Start of Exercise inputs

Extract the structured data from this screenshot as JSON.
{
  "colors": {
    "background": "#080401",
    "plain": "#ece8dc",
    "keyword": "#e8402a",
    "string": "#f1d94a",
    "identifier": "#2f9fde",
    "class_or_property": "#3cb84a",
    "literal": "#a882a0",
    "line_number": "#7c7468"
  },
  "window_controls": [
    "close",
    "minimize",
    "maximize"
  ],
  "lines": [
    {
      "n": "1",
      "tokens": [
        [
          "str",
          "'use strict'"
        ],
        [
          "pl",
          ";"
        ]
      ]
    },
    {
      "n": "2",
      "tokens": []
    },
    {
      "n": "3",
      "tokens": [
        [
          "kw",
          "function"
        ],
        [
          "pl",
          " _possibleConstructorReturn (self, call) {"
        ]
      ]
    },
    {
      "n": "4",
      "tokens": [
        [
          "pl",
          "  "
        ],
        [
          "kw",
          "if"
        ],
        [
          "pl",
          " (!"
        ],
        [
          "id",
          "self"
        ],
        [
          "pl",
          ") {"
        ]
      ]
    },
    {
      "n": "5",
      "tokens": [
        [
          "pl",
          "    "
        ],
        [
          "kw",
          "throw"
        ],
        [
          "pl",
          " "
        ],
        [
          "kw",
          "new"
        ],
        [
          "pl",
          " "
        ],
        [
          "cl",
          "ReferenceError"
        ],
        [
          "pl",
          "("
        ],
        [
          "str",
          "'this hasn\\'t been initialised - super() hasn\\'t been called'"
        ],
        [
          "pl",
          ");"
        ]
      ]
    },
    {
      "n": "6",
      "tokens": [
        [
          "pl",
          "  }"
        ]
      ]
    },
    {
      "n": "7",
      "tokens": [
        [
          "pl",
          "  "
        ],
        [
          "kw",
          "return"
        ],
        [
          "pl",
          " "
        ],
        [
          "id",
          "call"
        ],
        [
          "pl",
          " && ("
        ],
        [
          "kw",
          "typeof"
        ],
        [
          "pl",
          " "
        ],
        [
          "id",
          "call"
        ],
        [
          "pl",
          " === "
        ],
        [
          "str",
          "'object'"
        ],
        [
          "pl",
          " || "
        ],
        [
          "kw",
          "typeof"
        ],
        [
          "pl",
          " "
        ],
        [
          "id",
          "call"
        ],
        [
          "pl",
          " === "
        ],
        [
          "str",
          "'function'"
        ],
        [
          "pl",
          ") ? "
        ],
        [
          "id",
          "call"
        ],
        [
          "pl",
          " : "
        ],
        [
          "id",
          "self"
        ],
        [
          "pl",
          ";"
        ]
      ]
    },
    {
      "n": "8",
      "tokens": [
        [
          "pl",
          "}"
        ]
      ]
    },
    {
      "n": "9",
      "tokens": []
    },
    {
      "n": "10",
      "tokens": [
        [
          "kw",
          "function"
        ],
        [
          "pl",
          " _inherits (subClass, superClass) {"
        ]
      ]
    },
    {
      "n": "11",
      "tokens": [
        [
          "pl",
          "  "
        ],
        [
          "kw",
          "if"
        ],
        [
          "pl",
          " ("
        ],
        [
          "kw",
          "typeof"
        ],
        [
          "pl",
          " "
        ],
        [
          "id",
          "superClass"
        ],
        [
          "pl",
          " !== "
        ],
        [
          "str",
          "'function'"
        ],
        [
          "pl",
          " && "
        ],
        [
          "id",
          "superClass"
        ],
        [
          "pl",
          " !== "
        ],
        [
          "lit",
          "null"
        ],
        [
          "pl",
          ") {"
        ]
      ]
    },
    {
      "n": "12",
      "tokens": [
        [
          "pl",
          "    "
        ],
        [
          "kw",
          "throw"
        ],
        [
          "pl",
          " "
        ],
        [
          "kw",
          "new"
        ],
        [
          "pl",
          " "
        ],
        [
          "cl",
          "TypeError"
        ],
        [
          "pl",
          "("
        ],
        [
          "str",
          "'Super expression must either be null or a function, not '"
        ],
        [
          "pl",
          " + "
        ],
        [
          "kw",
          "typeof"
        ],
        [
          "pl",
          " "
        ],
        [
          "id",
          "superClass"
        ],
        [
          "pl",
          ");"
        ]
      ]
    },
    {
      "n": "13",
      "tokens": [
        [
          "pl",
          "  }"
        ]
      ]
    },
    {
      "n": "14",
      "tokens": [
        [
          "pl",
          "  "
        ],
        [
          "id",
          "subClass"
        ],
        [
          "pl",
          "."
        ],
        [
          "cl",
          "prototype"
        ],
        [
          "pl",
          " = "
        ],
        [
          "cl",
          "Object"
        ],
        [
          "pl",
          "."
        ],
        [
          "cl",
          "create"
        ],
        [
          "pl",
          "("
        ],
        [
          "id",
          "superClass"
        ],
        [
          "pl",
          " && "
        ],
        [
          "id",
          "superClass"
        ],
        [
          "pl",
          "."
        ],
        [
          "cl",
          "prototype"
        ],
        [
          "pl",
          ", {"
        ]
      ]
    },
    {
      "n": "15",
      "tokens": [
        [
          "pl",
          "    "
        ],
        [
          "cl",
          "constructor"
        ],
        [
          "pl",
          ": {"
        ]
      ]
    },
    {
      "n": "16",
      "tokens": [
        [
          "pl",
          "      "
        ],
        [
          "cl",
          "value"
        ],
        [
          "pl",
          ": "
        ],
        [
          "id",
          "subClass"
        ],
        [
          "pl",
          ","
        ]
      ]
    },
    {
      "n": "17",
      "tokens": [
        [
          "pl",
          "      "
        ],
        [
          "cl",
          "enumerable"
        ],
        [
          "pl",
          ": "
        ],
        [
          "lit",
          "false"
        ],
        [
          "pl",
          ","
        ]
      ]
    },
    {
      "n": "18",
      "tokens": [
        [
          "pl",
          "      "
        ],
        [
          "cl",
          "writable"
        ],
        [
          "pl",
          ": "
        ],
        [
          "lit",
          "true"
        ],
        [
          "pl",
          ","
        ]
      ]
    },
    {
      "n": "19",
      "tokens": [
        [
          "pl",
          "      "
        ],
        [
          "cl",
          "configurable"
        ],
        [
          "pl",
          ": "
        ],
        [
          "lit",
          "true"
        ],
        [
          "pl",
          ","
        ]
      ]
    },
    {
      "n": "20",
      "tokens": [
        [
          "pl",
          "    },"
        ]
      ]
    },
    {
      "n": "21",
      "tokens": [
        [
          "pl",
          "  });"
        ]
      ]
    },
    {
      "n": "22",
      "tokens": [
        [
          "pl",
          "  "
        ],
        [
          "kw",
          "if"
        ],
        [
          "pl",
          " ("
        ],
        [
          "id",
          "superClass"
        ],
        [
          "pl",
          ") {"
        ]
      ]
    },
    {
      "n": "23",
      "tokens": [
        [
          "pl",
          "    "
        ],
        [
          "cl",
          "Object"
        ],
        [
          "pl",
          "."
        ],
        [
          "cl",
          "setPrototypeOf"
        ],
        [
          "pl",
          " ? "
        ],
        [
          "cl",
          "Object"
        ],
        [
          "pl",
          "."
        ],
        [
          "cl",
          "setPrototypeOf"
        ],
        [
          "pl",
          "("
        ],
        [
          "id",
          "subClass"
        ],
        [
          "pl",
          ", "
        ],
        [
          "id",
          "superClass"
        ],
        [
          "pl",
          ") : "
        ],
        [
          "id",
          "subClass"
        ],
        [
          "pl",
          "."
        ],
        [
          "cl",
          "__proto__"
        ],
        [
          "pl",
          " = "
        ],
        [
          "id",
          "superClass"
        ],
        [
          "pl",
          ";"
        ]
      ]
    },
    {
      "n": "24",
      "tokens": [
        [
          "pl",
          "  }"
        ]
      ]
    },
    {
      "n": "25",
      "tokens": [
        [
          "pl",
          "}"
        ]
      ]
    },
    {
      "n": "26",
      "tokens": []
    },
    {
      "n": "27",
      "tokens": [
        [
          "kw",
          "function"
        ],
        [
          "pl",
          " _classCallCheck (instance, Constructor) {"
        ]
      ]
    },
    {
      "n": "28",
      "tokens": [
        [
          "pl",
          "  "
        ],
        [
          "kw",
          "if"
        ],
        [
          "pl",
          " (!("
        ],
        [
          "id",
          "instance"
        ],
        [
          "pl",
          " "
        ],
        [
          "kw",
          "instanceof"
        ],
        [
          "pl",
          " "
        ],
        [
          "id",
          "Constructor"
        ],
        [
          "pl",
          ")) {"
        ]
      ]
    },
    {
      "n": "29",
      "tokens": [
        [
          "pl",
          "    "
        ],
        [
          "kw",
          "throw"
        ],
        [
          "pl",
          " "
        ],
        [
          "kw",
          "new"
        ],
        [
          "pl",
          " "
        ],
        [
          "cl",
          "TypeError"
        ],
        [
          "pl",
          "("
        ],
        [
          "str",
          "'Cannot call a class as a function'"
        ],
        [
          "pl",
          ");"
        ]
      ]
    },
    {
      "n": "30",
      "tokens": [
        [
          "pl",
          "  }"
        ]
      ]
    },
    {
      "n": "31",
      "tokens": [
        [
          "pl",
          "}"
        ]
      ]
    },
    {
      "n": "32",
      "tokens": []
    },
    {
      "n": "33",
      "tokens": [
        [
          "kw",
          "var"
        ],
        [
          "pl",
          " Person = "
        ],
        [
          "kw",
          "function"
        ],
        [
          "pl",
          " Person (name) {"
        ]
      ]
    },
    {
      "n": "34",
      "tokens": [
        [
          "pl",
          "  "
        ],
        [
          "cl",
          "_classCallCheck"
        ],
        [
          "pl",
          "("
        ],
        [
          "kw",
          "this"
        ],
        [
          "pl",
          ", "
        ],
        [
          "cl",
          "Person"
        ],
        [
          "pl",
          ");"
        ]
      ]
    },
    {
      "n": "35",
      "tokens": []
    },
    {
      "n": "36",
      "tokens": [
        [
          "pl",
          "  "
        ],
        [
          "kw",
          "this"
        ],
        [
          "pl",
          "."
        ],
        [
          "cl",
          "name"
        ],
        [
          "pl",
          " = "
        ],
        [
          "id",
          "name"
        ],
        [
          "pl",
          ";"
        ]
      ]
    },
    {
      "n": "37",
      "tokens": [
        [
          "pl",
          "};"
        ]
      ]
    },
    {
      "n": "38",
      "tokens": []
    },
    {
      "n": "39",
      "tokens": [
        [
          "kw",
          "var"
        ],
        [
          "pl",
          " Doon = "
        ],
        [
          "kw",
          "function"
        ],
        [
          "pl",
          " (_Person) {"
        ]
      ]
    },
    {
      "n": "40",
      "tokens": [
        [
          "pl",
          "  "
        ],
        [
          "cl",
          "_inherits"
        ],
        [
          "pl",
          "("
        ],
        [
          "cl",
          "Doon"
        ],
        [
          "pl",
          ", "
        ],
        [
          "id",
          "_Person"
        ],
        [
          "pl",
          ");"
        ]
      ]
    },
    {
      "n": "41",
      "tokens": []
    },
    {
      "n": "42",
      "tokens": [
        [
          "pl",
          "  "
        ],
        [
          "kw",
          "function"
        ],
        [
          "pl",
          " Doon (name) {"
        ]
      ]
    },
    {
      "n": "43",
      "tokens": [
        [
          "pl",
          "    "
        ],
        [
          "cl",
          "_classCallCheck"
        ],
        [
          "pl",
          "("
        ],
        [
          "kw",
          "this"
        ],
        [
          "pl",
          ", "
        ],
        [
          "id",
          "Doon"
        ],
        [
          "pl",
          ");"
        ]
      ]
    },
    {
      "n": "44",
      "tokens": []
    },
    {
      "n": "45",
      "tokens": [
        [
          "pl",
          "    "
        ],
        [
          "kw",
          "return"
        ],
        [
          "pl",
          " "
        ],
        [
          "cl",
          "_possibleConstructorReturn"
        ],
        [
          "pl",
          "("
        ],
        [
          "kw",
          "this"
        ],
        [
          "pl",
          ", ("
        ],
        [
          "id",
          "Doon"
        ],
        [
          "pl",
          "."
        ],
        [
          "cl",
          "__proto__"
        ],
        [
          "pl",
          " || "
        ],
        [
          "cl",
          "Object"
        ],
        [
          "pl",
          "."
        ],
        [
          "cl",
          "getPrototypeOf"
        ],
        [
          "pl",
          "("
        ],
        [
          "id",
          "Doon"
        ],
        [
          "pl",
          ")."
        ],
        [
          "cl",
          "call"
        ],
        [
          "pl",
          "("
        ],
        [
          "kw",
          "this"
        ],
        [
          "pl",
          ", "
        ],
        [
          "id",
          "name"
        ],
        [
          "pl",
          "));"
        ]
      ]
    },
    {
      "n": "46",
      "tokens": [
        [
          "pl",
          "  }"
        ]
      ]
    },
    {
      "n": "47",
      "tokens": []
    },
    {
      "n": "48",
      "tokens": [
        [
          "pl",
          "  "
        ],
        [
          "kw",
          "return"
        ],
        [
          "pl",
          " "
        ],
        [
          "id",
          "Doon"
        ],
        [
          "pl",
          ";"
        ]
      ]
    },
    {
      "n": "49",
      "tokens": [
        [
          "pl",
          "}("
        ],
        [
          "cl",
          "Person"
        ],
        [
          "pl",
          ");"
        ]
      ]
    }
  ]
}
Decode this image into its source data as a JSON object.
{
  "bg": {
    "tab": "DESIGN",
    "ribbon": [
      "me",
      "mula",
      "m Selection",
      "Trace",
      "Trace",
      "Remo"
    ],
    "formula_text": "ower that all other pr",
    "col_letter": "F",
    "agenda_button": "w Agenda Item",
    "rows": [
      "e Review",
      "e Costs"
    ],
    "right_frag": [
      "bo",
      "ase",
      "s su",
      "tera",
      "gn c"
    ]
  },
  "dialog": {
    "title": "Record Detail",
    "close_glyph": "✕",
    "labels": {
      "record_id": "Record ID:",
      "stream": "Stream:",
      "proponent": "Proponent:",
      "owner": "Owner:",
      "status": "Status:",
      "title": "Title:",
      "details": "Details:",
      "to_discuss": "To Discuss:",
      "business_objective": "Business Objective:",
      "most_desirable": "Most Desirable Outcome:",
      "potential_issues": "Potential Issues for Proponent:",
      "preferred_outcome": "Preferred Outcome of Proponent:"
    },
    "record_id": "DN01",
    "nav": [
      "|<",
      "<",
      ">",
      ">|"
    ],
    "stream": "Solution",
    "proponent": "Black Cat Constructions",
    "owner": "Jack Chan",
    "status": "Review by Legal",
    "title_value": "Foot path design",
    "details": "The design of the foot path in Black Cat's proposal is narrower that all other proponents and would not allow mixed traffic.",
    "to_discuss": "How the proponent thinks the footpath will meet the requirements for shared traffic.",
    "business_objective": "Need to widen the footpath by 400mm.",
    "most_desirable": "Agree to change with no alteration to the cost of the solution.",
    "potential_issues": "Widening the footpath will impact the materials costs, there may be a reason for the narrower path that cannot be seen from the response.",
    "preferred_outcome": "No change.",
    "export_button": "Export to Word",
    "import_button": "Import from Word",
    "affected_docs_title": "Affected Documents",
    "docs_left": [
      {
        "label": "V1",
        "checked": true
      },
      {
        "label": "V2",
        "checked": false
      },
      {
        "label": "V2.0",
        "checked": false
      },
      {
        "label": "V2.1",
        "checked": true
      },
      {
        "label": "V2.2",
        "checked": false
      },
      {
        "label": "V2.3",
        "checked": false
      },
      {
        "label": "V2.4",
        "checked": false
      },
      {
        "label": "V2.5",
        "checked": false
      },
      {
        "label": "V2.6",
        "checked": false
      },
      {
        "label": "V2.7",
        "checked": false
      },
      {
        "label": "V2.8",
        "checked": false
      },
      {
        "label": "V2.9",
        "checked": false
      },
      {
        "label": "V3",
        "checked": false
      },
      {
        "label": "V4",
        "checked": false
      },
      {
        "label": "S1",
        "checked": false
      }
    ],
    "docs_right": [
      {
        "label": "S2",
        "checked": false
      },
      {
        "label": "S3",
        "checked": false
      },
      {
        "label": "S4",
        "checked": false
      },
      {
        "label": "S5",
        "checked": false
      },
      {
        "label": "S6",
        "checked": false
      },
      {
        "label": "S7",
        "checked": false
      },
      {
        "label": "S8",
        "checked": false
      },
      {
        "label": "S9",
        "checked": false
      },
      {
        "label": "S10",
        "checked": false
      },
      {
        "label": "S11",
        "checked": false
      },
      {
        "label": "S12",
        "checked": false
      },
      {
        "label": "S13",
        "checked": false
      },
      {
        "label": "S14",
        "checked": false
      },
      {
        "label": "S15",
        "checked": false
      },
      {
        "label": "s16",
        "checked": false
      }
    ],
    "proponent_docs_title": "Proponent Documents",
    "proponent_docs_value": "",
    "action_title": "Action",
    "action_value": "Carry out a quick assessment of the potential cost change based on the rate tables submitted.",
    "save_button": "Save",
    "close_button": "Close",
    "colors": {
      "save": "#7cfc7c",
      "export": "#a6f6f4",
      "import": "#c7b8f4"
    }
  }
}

End of Exercise inputs

Exercise directions: Look through the entries and find each line that has the string "null". Copy those lines.

Written answer:
          "null"
          "'Super expression must either be null or a function, not '"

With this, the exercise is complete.